[Saved entries]
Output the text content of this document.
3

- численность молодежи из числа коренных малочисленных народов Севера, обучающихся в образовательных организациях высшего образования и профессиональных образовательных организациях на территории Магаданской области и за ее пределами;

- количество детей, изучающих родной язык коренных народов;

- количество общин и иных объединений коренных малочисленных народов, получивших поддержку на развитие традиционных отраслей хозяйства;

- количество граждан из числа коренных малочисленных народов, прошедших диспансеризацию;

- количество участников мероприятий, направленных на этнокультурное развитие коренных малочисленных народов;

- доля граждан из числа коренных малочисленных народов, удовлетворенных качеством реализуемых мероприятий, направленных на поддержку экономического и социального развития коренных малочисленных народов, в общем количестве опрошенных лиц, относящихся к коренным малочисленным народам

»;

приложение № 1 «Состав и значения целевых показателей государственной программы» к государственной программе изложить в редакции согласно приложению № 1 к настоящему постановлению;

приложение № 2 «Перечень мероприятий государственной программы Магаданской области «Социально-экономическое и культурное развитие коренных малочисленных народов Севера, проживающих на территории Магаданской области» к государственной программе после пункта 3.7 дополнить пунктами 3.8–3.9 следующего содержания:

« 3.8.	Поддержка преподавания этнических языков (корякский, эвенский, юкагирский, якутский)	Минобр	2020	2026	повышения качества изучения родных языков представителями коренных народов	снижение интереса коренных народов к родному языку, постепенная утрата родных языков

EXERCISE AIM >> Retype the data exactly as given.

FINISHED EXERCISE >>
Output the text content of this document.
3

- численность молодежи из числа коренных малочисленных народов Севера, обучающихся в образовательных организациях высшего образования и профессиональных образовательных организациях на территории Магаданской области и за ее пределами;

- количество детей, изучающих родной язык коренных народов;

- количество общин и иных объединений коренных малочисленных народов, получивших поддержку на развитие традиционных отраслей хозяйства;

- количество граждан из числа коренных малочисленных народов, прошедших диспансеризацию;

- количество участников мероприятий, направленных на этнокультурное развитие коренных малочисленных народов;

- доля граждан из числа коренных малочисленных народов, удовлетворенных качеством реализуемых мероприятий, направленных на поддержку экономического и социального развития коренных малочисленных народов, в общем количестве опрошенных лиц, относящихся к коренным малочисленным народам

»;

приложение № 1 «Состав и значения целевых показателей государственной программы» к государственной программе изложить в редакции согласно приложению № 1 к настоящему постановлению;

приложение № 2 «Перечень мероприятий государственной программы Магаданской области «Социально-экономическое и культурное развитие коренных малочисленных народов Севера, проживающих на территории Магаданской области» к государственной программе после пункта 3.7 дополнить пунктами 3.8–3.9 следующего содержания:

« 3.8.	Поддержка преподавания этнических языков (корякский, эвенский, юкагирский, якутский)	Минобр	2020	2026	повышения качества изучения родных языков представителями коренных народов	снижение интереса коренных народов к родному языку, постепенная утрата родных языков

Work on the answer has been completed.